• [Problem to work on] Repeat every record below exactly, omitting any pictures.

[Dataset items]
********

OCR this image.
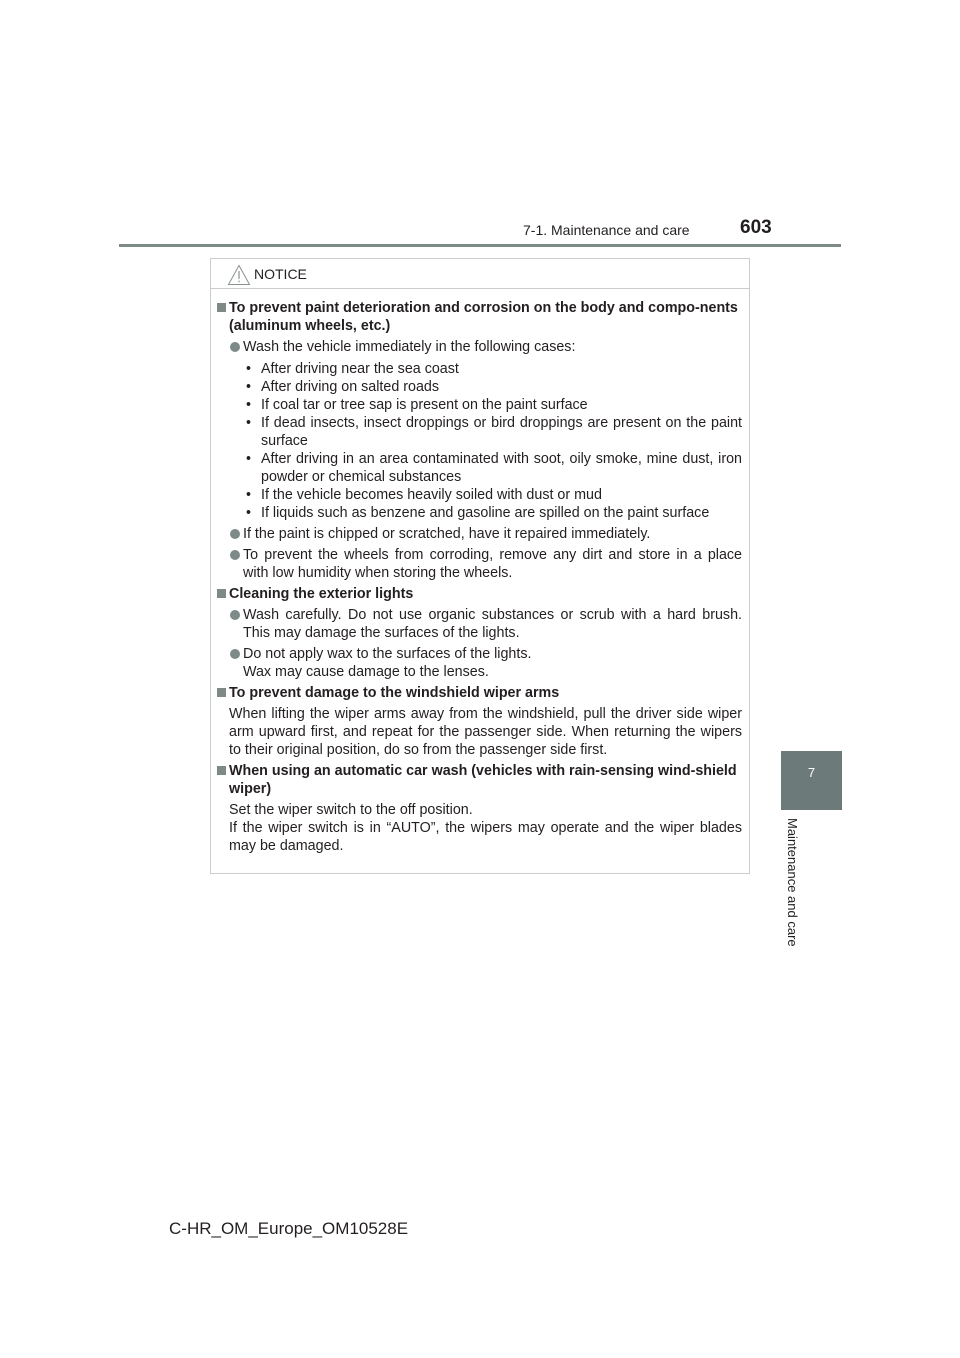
7-1. Maintenance and care	603
7
Maintenance and care
NOTICE
To prevent paint deterioration and corrosion on the body and compo-nents (aluminum wheels, etc.)
Wash the vehicle immediately in the following cases:
• After driving near the sea coast
• After driving on salted roads
• If coal tar or tree sap is present on the paint surface
• If dead insects, insect droppings or bird droppings are present on the paint surface
• After driving in an area contaminated with soot, oily smoke, mine dust, iron powder or chemical substances
• If the vehicle becomes heavily soiled with dust or mud
• If liquids such as benzene and gasoline are spilled on the paint surface
If the paint is chipped or scratched, have it repaired immediately.
To prevent the wheels from corroding, remove any dirt and store in a place with low humidity when storing the wheels.
Cleaning the exterior lights
Wash carefully. Do not use organic substances or scrub with a hard brush. This may damage the surfaces of the lights.
Do not apply wax to the surfaces of the lights.
Wax may cause damage to the lenses.
To prevent damage to the windshield wiper arms
When lifting the wiper arms away from the windshield, pull the driver side wiper arm upward first, and repeat for the passenger side. When returning the wipers to their original position, do so from the passenger side first.
When using an automatic car wash (vehicles with rain-sensing wind-shield wiper)
Set the wiper switch to the off position.
If the wiper switch is in “AUTO”, the wipers may operate and the wiper blades may be damaged.
C-HR_OM_Europe_OM10528E
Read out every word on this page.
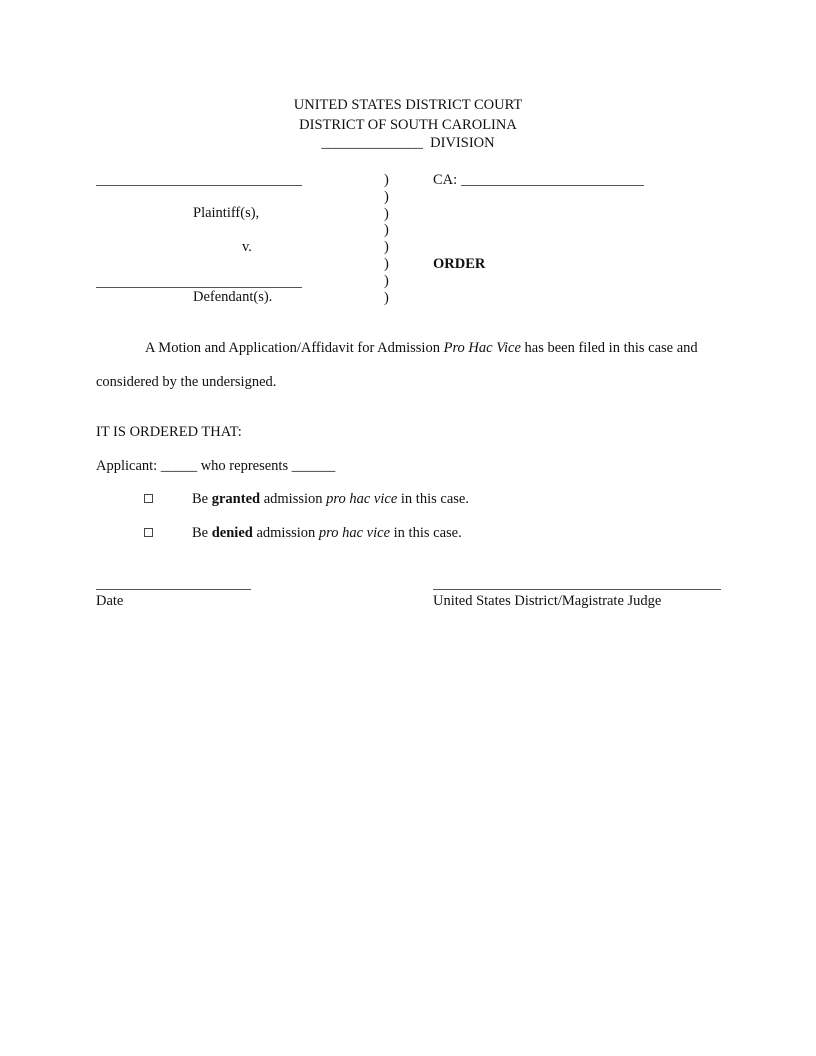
UNITED STATES DISTRICT COURT
DISTRICT OF SOUTH CAROLINA
______________ DIVISION
Plaintiff(s),
v.
Defendant(s).
)
)
)
)
)
)
)
)
CA:
ORDER
A Motion and Application/Affidavit for Admission Pro Hac Vice has been filed in this case and
considered by the undersigned.
IT IS ORDERED THAT:
Applicant: _____ who represents ______
Be granted admission pro hac vice in this case.
Be denied admission pro hac vice in this case.
Date	United States District/Magistrate Judge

********

• [Task answer]
OCR this image.
7-1. Maintenance and care	603
7
Maintenance and care
NOTICE
To prevent paint deterioration and corrosion on the body and compo-nents (aluminum wheels, etc.)
Wash the vehicle immediately in the following cases:
• After driving near the sea coast
• After driving on salted roads
• If coal tar or tree sap is present on the paint surface
• If dead insects, insect droppings or bird droppings are present on the paint surface
• After driving in an area contaminated with soot, oily smoke, mine dust, iron powder or chemical substances
• If the vehicle becomes heavily soiled with dust or mud
• If liquids such as benzene and gasoline are spilled on the paint surface
If the paint is chipped or scratched, have it repaired immediately.
To prevent the wheels from corroding, remove any dirt and store in a place with low humidity when storing the wheels.
Cleaning the exterior lights
Wash carefully. Do not use organic substances or scrub with a hard brush. This may damage the surfaces of the lights.
Do not apply wax to the surfaces of the lights.
Wax may cause damage to the lenses.
To prevent damage to the windshield wiper arms
When lifting the wiper arms away from the windshield, pull the driver side wiper arm upward first, and repeat for the passenger side. When returning the wipers to their original position, do so from the passenger side first.
When using an automatic car wash (vehicles with rain-sensing wind-shield wiper)
Set the wiper switch to the off position.
If the wiper switch is in “AUTO”, the wipers may operate and the wiper blades may be damaged.
C-HR_OM_Europe_OM10528E
Read out every word on this page.
UNITED STATES DISTRICT COURT
DISTRICT OF SOUTH CAROLINA
______________ DIVISION
Plaintiff(s),
v.
Defendant(s).
)
)
)
)
)
)
)
)
CA:
ORDER
A Motion and Application/Affidavit for Admission Pro Hac Vice has been filed in this case and
considered by the undersigned.
IT IS ORDERED THAT:
Applicant: _____ who represents ______
Be granted admission pro hac vice in this case.
Be denied admission pro hac vice in this case.
Date	United States District/Magistrate Judge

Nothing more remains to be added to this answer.